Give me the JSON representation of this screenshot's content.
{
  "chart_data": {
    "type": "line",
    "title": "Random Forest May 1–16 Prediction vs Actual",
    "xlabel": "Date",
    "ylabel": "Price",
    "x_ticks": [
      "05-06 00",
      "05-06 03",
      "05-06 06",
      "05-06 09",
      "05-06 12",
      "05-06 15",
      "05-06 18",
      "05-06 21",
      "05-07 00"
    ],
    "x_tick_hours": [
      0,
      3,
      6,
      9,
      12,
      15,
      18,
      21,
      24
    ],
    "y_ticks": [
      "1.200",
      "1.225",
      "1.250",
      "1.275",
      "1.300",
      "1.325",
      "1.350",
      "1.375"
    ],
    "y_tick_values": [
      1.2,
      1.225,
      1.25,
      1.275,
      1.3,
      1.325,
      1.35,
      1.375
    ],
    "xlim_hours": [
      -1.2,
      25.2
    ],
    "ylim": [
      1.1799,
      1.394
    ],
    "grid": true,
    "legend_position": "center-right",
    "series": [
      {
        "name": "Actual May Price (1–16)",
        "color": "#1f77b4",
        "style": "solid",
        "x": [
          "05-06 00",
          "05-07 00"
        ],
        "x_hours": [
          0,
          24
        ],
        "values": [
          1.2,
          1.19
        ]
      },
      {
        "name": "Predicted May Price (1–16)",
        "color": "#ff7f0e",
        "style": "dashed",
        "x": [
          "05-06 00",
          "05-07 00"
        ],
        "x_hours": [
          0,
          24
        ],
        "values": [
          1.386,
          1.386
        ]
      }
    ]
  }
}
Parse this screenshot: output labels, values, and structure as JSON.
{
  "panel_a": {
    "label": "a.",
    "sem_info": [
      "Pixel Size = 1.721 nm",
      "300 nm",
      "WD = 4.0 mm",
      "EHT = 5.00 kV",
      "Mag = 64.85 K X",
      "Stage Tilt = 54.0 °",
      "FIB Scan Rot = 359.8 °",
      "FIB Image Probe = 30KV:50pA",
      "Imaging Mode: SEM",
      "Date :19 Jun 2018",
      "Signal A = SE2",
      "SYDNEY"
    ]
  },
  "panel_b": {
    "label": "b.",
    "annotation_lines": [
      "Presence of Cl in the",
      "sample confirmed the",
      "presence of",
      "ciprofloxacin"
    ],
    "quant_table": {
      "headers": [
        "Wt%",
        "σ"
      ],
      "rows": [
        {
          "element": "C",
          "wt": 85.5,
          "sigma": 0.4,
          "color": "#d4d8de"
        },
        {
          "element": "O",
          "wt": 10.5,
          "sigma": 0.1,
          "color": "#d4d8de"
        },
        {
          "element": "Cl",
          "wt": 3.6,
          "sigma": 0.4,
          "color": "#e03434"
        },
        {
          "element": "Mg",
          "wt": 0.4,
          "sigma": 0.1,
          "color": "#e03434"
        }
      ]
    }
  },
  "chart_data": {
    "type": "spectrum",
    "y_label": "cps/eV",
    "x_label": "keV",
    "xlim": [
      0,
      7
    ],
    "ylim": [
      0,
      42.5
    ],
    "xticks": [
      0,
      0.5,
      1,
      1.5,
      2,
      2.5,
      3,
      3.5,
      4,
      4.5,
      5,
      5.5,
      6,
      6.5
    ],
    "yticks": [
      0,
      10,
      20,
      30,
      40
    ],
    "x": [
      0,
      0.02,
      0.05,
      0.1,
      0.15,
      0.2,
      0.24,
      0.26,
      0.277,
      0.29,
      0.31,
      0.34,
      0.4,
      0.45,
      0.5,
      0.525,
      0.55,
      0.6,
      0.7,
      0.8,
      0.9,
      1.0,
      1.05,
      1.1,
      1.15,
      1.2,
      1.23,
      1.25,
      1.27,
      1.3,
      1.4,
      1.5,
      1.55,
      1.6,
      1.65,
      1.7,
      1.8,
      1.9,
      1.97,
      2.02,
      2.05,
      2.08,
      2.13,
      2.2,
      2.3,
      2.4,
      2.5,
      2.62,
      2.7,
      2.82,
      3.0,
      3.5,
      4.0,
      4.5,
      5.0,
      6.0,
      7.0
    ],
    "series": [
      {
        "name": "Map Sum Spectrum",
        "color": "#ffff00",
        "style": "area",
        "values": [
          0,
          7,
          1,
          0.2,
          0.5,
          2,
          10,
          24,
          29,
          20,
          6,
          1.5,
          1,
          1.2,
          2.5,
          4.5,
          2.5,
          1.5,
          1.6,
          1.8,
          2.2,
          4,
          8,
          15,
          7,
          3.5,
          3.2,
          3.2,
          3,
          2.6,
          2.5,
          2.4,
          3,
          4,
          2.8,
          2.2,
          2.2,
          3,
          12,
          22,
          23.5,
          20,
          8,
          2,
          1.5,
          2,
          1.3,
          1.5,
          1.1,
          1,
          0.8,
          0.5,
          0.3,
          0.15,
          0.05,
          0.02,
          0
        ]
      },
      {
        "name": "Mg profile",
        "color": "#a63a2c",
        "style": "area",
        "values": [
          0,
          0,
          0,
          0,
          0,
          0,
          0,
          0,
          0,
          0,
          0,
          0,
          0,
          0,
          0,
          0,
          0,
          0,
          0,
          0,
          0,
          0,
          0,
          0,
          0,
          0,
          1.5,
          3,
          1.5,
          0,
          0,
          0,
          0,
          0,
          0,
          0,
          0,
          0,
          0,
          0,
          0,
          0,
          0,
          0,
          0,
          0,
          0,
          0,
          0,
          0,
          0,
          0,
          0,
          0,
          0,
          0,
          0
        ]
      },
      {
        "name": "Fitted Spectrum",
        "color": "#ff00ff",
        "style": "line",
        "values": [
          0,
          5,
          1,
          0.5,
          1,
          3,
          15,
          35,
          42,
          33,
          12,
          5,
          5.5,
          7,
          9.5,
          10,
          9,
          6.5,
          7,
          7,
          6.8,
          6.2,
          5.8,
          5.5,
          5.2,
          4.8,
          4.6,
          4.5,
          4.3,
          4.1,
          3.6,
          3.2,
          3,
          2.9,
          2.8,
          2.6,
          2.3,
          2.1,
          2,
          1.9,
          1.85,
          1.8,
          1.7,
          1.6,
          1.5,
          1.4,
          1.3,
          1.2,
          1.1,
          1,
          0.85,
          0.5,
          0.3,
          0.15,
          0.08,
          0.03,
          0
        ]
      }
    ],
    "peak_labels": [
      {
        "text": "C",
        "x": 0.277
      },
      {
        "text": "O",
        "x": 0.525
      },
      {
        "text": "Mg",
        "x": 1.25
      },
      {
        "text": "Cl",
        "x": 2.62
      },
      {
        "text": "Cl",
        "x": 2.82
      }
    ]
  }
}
+++++
> _STATED TASK_:
Write out the material exactly as given.

> _ANSWER_:
Give me the JSON representation of this screenshot's content.
{
  "chart_data": {
    "type": "line",
    "title": "Random Forest May 1–16 Prediction vs Actual",
    "xlabel": "Date",
    "ylabel": "Price",
    "x_ticks": [
      "05-06 00",
      "05-06 03",
      "05-06 06",
      "05-06 09",
      "05-06 12",
      "05-06 15",
      "05-06 18",
      "05-06 21",
      "05-07 00"
    ],
    "x_tick_hours": [
      0,
      3,
      6,
      9,
      12,
      15,
      18,
      21,
      24
    ],
    "y_ticks": [
      "1.200",
      "1.225",
      "1.250",
      "1.275",
      "1.300",
      "1.325",
      "1.350",
      "1.375"
    ],
    "y_tick_values": [
      1.2,
      1.225,
      1.25,
      1.275,
      1.3,
      1.325,
      1.35,
      1.375
    ],
    "xlim_hours": [
      -1.2,
      25.2
    ],
    "ylim": [
      1.1799,
      1.394
    ],
    "grid": true,
    "legend_position": "center-right",
    "series": [
      {
        "name": "Actual May Price (1–16)",
        "color": "#1f77b4",
        "style": "solid",
        "x": [
          "05-06 00",
          "05-07 00"
        ],
        "x_hours": [
          0,
          24
        ],
        "values": [
          1.2,
          1.19
        ]
      },
      {
        "name": "Predicted May Price (1–16)",
        "color": "#ff7f0e",
        "style": "dashed",
        "x": [
          "05-06 00",
          "05-07 00"
        ],
        "x_hours": [
          0,
          24
        ],
        "values": [
          1.386,
          1.386
        ]
      }
    ]
  }
}
Parse this screenshot: output labels, values, and structure as JSON.
{
  "panel_a": {
    "label": "a.",
    "sem_info": [
      "Pixel Size = 1.721 nm",
      "300 nm",
      "WD = 4.0 mm",
      "EHT = 5.00 kV",
      "Mag = 64.85 K X",
      "Stage Tilt = 54.0 °",
      "FIB Scan Rot = 359.8 °",
      "FIB Image Probe = 30KV:50pA",
      "Imaging Mode: SEM",
      "Date :19 Jun 2018",
      "Signal A = SE2",
      "SYDNEY"
    ]
  },
  "panel_b": {
    "label": "b.",
    "annotation_lines": [
      "Presence of Cl in the",
      "sample confirmed the",
      "presence of",
      "ciprofloxacin"
    ],
    "quant_table": {
      "headers": [
        "Wt%",
        "σ"
      ],
      "rows": [
        {
          "element": "C",
          "wt": 85.5,
          "sigma": 0.4,
          "color": "#d4d8de"
        },
        {
          "element": "O",
          "wt": 10.5,
          "sigma": 0.1,
          "color": "#d4d8de"
        },
        {
          "element": "Cl",
          "wt": 3.6,
          "sigma": 0.4,
          "color": "#e03434"
        },
        {
          "element": "Mg",
          "wt": 0.4,
          "sigma": 0.1,
          "color": "#e03434"
        }
      ]
    }
  },
  "chart_data": {
    "type": "spectrum",
    "y_label": "cps/eV",
    "x_label": "keV",
    "xlim": [
      0,
      7
    ],
    "ylim": [
      0,
      42.5
    ],
    "xticks": [
      0,
      0.5,
      1,
      1.5,
      2,
      2.5,
      3,
      3.5,
      4,
      4.5,
      5,
      5.5,
      6,
      6.5
    ],
    "yticks": [
      0,
      10,
      20,
      30,
      40
    ],
    "x": [
      0,
      0.02,
      0.05,
      0.1,
      0.15,
      0.2,
      0.24,
      0.26,
      0.277,
      0.29,
      0.31,
      0.34,
      0.4,
      0.45,
      0.5,
      0.525,
      0.55,
      0.6,
      0.7,
      0.8,
      0.9,
      1.0,
      1.05,
      1.1,
      1.15,
      1.2,
      1.23,
      1.25,
      1.27,
      1.3,
      1.4,
      1.5,
      1.55,
      1.6,
      1.65,
      1.7,
      1.8,
      1.9,
      1.97,
      2.02,
      2.05,
      2.08,
      2.13,
      2.2,
      2.3,
      2.4,
      2.5,
      2.62,
      2.7,
      2.82,
      3.0,
      3.5,
      4.0,
      4.5,
      5.0,
      6.0,
      7.0
    ],
    "series": [
      {
        "name": "Map Sum Spectrum",
        "color": "#ffff00",
        "style": "area",
        "values": [
          0,
          7,
          1,
          0.2,
          0.5,
          2,
          10,
          24,
          29,
          20,
          6,
          1.5,
          1,
          1.2,
          2.5,
          4.5,
          2.5,
          1.5,
          1.6,
          1.8,
          2.2,
          4,
          8,
          15,
          7,
          3.5,
          3.2,
          3.2,
          3,
          2.6,
          2.5,
          2.4,
          3,
          4,
          2.8,
          2.2,
          2.2,
          3,
          12,
          22,
          23.5,
          20,
          8,
          2,
          1.5,
          2,
          1.3,
          1.5,
          1.1,
          1,
          0.8,
          0.5,
          0.3,
          0.15,
          0.05,
          0.02,
          0
        ]
      },
      {
        "name": "Mg profile",
        "color": "#a63a2c",
        "style": "area",
        "values": [
          0,
          0,
          0,
          0,
          0,
          0,
          0,
          0,
          0,
          0,
          0,
          0,
          0,
          0,
          0,
          0,
          0,
          0,
          0,
          0,
          0,
          0,
          0,
          0,
          0,
          0,
          1.5,
          3,
          1.5,
          0,
          0,
          0,
          0,
          0,
          0,
          0,
          0,
          0,
          0,
          0,
          0,
          0,
          0,
          0,
          0,
          0,
          0,
          0,
          0,
          0,
          0,
          0,
          0,
          0,
          0,
          0,
          0
        ]
      },
      {
        "name": "Fitted Spectrum",
        "color": "#ff00ff",
        "style": "line",
        "values": [
          0,
          5,
          1,
          0.5,
          1,
          3,
          15,
          35,
          42,
          33,
          12,
          5,
          5.5,
          7,
          9.5,
          10,
          9,
          6.5,
          7,
          7,
          6.8,
          6.2,
          5.8,
          5.5,
          5.2,
          4.8,
          4.6,
          4.5,
          4.3,
          4.1,
          3.6,
          3.2,
          3,
          2.9,
          2.8,
          2.6,
          2.3,
          2.1,
          2,
          1.9,
          1.85,
          1.8,
          1.7,
          1.6,
          1.5,
          1.4,
          1.3,
          1.2,
          1.1,
          1,
          0.85,
          0.5,
          0.3,
          0.15,
          0.08,
          0.03,
          0
        ]
      }
    ],
    "peak_labels": [
      {
        "text": "C",
        "x": 0.277
      },
      {
        "text": "O",
        "x": 0.525
      },
      {
        "text": "Mg",
        "x": 1.25
      },
      {
        "text": "Cl",
        "x": 2.62
      },
      {
        "text": "Cl",
        "x": 2.82
      }
    ]
  }
}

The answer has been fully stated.